(Set task) Return every entry exactly as written.
[begin Input records]
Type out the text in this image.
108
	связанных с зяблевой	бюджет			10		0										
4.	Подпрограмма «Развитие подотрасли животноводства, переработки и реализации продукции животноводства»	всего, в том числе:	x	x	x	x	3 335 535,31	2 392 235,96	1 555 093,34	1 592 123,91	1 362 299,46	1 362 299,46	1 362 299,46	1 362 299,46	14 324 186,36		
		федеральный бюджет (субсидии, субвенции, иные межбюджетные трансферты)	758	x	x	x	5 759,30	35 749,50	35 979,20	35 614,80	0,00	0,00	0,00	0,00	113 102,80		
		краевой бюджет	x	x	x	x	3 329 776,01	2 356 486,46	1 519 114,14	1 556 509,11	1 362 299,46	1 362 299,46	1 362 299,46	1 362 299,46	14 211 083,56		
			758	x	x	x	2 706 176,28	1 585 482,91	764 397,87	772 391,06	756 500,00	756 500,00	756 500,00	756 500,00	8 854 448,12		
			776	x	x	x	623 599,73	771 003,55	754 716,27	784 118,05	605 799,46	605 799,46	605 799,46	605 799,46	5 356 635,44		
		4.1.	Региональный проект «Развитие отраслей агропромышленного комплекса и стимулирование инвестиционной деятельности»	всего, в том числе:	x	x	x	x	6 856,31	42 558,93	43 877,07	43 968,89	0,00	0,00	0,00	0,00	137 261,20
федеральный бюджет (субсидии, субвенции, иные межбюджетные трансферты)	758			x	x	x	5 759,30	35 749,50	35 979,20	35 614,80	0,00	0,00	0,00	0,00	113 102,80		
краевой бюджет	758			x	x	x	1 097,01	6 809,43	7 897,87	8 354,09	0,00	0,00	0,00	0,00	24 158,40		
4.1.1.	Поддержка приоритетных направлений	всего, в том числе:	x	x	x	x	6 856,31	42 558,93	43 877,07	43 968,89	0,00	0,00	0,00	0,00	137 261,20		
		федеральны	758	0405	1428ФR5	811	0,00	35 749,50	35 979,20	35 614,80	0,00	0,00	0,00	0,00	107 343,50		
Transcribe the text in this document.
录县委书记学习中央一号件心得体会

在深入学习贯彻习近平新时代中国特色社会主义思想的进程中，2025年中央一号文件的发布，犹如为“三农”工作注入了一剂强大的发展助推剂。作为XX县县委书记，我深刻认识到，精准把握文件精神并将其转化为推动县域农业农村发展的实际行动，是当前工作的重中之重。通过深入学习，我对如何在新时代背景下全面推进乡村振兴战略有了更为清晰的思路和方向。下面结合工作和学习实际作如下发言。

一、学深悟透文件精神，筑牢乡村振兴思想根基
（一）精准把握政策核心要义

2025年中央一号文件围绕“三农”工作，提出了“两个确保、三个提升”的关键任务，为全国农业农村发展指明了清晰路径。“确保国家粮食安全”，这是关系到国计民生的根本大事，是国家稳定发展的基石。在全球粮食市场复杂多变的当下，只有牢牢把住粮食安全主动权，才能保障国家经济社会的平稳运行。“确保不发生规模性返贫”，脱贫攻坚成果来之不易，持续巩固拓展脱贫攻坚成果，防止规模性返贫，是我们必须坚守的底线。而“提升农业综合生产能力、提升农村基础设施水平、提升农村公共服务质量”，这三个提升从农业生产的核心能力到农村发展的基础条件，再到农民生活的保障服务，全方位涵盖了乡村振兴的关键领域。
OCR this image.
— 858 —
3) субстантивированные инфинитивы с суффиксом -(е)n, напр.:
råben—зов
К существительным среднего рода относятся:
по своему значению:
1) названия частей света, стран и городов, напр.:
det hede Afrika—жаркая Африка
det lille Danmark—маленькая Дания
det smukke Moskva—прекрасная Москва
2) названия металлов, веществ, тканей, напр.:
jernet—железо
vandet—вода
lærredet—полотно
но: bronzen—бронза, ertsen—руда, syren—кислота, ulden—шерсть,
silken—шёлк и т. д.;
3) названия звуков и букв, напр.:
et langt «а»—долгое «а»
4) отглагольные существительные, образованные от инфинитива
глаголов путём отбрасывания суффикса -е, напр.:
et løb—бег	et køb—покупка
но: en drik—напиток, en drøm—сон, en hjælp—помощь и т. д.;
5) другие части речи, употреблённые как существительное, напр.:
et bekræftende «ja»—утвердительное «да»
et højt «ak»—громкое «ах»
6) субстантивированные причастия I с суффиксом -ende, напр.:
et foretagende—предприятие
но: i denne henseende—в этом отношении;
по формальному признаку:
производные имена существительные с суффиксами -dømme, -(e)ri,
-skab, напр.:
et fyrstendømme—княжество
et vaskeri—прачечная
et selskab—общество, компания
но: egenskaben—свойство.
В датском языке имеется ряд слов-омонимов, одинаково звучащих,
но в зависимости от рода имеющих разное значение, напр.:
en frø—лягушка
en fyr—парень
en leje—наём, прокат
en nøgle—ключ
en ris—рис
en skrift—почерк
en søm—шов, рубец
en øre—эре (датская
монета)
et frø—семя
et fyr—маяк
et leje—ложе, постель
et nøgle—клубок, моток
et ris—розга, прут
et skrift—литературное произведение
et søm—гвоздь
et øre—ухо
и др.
[end Input records]
(Reply)
Type out the text in this image.
108
	связанных с зяблевой	бюджет			10		0										
4.	Подпрограмма «Развитие подотрасли животноводства, переработки и реализации продукции животноводства»	всего, в том числе:	x	x	x	x	3 335 535,31	2 392 235,96	1 555 093,34	1 592 123,91	1 362 299,46	1 362 299,46	1 362 299,46	1 362 299,46	14 324 186,36		
		федеральный бюджет (субсидии, субвенции, иные межбюджетные трансферты)	758	x	x	x	5 759,30	35 749,50	35 979,20	35 614,80	0,00	0,00	0,00	0,00	113 102,80		
		краевой бюджет	x	x	x	x	3 329 776,01	2 356 486,46	1 519 114,14	1 556 509,11	1 362 299,46	1 362 299,46	1 362 299,46	1 362 299,46	14 211 083,56		
			758	x	x	x	2 706 176,28	1 585 482,91	764 397,87	772 391,06	756 500,00	756 500,00	756 500,00	756 500,00	8 854 448,12		
			776	x	x	x	623 599,73	771 003,55	754 716,27	784 118,05	605 799,46	605 799,46	605 799,46	605 799,46	5 356 635,44		
		4.1.	Региональный проект «Развитие отраслей агропромышленного комплекса и стимулирование инвестиционной деятельности»	всего, в том числе:	x	x	x	x	6 856,31	42 558,93	43 877,07	43 968,89	0,00	0,00	0,00	0,00	137 261,20
федеральный бюджет (субсидии, субвенции, иные межбюджетные трансферты)	758			x	x	x	5 759,30	35 749,50	35 979,20	35 614,80	0,00	0,00	0,00	0,00	113 102,80		
краевой бюджет	758			x	x	x	1 097,01	6 809,43	7 897,87	8 354,09	0,00	0,00	0,00	0,00	24 158,40		
4.1.1.	Поддержка приоритетных направлений	всего, в том числе:	x	x	x	x	6 856,31	42 558,93	43 877,07	43 968,89	0,00	0,00	0,00	0,00	137 261,20		
		федеральны	758	0405	1428ФR5	811	0,00	35 749,50	35 979,20	35 614,80	0,00	0,00	0,00	0,00	107 343,50		
Transcribe the text in this document.
录县委书记学习中央一号件心得体会

在深入学习贯彻习近平新时代中国特色社会主义思想的进程中，2025年中央一号文件的发布，犹如为“三农”工作注入了一剂强大的发展助推剂。作为XX县县委书记，我深刻认识到，精准把握文件精神并将其转化为推动县域农业农村发展的实际行动，是当前工作的重中之重。通过深入学习，我对如何在新时代背景下全面推进乡村振兴战略有了更为清晰的思路和方向。下面结合工作和学习实际作如下发言。

一、学深悟透文件精神，筑牢乡村振兴思想根基
（一）精准把握政策核心要义

2025年中央一号文件围绕“三农”工作，提出了“两个确保、三个提升”的关键任务，为全国农业农村发展指明了清晰路径。“确保国家粮食安全”，这是关系到国计民生的根本大事，是国家稳定发展的基石。在全球粮食市场复杂多变的当下，只有牢牢把住粮食安全主动权，才能保障国家经济社会的平稳运行。“确保不发生规模性返贫”，脱贫攻坚成果来之不易，持续巩固拓展脱贫攻坚成果，防止规模性返贫，是我们必须坚守的底线。而“提升农业综合生产能力、提升农村基础设施水平、提升农村公共服务质量”，这三个提升从农业生产的核心能力到农村发展的基础条件，再到农民生活的保障服务，全方位涵盖了乡村振兴的关键领域。
OCR this image.
— 858 —
3) субстантивированные инфинитивы с суффиксом -(е)n, напр.:
råben—зов
К существительным среднего рода относятся:
по своему значению:
1) названия частей света, стран и городов, напр.:
det hede Afrika—жаркая Африка
det lille Danmark—маленькая Дания
det smukke Moskva—прекрасная Москва
2) названия металлов, веществ, тканей, напр.:
jernet—железо
vandet—вода
lærredet—полотно
но: bronzen—бронза, ertsen—руда, syren—кислота, ulden—шерсть,
silken—шёлк и т. д.;
3) названия звуков и букв, напр.:
et langt «а»—долгое «а»
4) отглагольные существительные, образованные от инфинитива
глаголов путём отбрасывания суффикса -е, напр.:
et løb—бег	et køb—покупка
но: en drik—напиток, en drøm—сон, en hjælp—помощь и т. д.;
5) другие части речи, употреблённые как существительное, напр.:
et bekræftende «ja»—утвердительное «да»
et højt «ak»—громкое «ах»
6) субстантивированные причастия I с суффиксом -ende, напр.:
et foretagende—предприятие
но: i denne henseende—в этом отношении;
по формальному признаку:
производные имена существительные с суффиксами -dømme, -(e)ri,
-skab, напр.:
et fyrstendømme—княжество
et vaskeri—прачечная
et selskab—общество, компания
но: egenskaben—свойство.
В датском языке имеется ряд слов-омонимов, одинаково звучащих,
но в зависимости от рода имеющих разное значение, напр.:
en frø—лягушка
en fyr—парень
en leje—наём, прокат
en nøgle—ключ
en ris—рис
en skrift—почерк
en søm—шов, рубец
en øre—эре (датская
монета)
et frø—семя
et fyr—маяк
et leje—ложе, постель
et nøgle—клубок, моток
et ris—розга, прут
et skrift—литературное произведение
et søm—гвоздь
et øre—ухо
и др.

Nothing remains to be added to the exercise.